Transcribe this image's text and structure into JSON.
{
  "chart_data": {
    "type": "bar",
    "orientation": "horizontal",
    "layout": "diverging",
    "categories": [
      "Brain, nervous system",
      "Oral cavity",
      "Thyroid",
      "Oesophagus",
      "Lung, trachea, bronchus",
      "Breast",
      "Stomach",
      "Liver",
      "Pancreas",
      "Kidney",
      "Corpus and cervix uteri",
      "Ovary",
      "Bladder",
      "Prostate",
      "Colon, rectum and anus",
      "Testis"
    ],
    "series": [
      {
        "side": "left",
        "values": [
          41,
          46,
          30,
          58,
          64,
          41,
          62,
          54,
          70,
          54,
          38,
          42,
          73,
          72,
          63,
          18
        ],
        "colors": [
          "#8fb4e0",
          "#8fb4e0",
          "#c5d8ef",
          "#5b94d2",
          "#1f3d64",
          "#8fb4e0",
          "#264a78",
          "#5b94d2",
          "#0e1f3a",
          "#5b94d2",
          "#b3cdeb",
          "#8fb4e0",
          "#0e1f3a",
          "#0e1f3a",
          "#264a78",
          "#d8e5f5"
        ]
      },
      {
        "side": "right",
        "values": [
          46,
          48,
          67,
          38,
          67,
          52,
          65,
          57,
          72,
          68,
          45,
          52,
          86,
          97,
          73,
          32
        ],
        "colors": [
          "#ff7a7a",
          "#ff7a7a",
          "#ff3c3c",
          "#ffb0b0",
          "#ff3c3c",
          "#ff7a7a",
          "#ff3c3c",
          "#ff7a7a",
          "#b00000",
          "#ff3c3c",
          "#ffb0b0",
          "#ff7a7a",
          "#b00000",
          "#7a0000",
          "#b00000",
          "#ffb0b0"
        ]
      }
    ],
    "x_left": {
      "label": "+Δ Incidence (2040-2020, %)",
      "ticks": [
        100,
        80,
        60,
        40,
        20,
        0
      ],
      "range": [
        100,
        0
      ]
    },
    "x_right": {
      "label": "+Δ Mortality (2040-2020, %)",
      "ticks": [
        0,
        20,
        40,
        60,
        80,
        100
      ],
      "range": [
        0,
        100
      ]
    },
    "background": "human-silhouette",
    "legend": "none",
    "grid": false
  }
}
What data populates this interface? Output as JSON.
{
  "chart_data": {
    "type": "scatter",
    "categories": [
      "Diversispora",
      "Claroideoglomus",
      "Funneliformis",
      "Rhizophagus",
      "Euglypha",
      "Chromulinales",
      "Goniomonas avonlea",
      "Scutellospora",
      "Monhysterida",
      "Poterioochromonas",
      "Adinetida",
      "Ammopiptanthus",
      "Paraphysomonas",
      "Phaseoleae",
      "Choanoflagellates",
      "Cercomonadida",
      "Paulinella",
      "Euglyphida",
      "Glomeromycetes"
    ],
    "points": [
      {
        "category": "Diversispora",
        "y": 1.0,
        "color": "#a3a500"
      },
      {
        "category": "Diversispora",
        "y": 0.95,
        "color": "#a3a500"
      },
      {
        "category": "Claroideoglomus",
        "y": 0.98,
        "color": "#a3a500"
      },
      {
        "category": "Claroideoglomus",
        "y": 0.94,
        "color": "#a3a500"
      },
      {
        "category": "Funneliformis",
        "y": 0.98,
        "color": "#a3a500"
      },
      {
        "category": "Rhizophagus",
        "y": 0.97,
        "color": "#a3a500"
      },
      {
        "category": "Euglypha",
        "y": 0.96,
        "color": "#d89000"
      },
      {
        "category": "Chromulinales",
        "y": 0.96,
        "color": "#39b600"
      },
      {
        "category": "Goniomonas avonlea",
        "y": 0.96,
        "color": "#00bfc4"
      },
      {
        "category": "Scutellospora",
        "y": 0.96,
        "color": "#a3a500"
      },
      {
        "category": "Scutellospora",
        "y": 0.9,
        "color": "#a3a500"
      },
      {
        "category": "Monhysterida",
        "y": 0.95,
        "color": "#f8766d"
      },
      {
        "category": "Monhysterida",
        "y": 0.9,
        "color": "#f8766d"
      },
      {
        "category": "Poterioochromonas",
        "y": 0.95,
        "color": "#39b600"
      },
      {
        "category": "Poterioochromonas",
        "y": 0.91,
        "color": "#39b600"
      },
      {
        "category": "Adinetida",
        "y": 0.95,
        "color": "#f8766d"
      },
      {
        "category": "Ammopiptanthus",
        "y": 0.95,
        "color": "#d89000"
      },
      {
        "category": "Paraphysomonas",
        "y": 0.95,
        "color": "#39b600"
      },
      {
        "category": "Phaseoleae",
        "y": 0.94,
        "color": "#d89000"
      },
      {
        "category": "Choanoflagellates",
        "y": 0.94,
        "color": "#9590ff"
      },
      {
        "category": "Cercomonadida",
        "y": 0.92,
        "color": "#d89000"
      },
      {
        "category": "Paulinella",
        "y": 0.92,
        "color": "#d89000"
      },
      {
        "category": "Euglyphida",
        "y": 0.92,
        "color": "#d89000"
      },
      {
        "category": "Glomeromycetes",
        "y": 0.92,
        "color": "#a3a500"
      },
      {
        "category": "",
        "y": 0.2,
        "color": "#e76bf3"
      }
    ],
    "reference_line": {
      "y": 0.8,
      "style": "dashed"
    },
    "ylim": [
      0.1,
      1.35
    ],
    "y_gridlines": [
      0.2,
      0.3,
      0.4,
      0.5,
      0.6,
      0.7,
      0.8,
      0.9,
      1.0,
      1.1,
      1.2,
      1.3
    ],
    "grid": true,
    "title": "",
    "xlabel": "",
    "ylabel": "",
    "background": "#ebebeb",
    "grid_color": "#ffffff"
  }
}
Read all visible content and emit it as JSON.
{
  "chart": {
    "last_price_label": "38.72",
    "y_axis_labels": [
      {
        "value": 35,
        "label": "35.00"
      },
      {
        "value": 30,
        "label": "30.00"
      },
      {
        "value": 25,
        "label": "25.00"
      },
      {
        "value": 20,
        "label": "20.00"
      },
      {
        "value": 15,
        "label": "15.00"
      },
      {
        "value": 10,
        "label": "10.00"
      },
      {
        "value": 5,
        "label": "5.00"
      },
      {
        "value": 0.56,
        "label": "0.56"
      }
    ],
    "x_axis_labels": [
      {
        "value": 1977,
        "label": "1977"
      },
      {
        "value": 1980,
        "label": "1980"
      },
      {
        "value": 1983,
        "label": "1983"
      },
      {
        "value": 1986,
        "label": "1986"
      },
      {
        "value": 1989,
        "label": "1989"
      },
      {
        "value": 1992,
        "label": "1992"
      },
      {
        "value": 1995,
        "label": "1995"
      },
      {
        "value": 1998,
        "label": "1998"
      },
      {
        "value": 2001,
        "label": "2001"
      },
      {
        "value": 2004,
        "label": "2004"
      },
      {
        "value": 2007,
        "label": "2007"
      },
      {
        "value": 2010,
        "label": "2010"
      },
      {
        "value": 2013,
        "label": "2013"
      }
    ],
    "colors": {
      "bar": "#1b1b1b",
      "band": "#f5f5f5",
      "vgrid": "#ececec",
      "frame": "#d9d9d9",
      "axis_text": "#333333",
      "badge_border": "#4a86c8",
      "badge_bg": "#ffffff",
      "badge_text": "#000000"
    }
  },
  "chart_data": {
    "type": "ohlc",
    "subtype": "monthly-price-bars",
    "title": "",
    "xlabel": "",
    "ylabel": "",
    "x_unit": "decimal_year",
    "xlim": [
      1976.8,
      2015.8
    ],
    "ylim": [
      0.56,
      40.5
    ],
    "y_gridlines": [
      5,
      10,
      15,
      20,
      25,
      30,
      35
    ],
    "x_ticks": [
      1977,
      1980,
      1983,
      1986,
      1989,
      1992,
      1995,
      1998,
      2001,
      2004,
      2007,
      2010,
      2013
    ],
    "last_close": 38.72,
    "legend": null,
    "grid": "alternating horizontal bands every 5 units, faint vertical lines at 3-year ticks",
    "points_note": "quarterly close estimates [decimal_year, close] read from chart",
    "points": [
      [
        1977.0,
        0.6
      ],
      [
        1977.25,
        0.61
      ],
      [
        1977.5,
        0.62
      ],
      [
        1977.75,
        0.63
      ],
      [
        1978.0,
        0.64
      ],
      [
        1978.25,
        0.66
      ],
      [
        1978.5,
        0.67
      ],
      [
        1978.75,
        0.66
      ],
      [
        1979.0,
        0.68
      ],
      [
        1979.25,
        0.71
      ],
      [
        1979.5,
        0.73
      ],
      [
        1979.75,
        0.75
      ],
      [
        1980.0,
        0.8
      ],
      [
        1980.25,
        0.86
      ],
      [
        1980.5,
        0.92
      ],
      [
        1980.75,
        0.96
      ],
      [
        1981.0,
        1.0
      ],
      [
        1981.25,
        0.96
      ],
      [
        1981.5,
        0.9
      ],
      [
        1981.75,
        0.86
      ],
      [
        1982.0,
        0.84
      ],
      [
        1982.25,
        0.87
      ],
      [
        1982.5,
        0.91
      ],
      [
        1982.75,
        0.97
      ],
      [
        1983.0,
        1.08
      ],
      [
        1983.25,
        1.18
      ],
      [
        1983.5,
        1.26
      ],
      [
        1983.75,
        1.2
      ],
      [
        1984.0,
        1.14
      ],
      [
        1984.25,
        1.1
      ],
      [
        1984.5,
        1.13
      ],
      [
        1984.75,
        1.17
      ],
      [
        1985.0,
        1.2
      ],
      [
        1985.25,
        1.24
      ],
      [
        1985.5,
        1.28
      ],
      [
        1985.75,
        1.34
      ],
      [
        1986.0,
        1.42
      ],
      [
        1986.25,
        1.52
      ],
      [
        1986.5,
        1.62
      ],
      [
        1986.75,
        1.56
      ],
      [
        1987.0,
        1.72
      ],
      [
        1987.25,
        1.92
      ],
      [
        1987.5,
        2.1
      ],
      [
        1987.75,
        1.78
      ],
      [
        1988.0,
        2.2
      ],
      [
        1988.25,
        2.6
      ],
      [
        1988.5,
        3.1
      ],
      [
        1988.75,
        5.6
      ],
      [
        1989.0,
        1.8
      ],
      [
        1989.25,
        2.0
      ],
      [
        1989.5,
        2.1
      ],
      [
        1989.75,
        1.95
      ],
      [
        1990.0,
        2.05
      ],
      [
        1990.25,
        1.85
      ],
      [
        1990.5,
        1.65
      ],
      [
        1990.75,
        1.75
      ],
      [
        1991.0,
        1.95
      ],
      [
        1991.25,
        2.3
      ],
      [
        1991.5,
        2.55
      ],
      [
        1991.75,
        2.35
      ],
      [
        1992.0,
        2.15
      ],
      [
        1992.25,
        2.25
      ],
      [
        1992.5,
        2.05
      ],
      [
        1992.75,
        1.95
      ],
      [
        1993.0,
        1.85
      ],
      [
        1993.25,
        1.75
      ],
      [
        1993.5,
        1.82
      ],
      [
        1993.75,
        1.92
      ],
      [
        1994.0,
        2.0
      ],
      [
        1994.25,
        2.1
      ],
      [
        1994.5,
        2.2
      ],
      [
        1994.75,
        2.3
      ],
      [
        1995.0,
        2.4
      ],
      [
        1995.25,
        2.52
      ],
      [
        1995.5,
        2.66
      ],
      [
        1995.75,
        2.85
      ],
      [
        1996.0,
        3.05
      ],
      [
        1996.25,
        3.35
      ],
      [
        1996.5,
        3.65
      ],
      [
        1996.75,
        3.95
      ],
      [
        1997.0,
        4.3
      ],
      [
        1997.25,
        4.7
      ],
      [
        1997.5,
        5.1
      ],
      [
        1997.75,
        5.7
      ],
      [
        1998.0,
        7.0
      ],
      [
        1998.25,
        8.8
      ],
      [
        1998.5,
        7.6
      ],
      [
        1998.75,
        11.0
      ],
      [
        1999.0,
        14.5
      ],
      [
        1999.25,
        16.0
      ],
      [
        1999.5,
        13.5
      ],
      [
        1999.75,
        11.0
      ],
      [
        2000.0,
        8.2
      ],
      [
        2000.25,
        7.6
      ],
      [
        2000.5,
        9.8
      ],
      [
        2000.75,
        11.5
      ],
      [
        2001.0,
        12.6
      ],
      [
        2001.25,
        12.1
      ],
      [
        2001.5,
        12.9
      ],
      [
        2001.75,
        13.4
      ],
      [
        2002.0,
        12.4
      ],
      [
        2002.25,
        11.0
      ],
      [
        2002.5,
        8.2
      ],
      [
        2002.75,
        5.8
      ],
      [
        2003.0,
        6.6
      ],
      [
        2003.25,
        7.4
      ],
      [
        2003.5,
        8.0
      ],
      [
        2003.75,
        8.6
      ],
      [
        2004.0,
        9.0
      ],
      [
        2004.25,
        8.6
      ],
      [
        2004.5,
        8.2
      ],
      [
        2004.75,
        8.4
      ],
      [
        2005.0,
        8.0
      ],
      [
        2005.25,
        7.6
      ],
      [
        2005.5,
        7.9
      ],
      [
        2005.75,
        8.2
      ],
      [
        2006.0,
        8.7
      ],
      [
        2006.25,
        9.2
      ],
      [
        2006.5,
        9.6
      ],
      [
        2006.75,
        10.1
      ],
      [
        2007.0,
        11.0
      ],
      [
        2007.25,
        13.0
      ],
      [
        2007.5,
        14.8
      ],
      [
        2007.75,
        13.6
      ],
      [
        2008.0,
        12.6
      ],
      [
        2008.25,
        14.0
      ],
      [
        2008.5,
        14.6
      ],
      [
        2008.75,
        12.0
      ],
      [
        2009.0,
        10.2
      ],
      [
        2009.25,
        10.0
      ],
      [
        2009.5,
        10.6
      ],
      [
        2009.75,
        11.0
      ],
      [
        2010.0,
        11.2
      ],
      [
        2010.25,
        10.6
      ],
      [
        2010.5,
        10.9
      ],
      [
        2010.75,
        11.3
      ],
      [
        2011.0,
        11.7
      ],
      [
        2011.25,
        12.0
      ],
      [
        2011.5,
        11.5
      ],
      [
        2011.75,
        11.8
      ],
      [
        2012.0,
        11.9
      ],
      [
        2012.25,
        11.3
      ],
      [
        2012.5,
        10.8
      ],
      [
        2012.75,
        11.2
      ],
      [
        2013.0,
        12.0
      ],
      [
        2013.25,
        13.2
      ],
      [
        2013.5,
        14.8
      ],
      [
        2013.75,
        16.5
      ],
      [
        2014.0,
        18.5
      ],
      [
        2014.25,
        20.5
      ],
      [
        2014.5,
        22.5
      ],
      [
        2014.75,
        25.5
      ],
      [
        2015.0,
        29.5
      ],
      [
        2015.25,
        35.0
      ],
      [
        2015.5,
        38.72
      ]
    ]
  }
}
______________________________
**Instruction**
Filter the listing above by the word "Paraphysomonas"; copy each line that passes.

**Final result**
      "Paraphysomonas",
        "category": "Paraphysomonas",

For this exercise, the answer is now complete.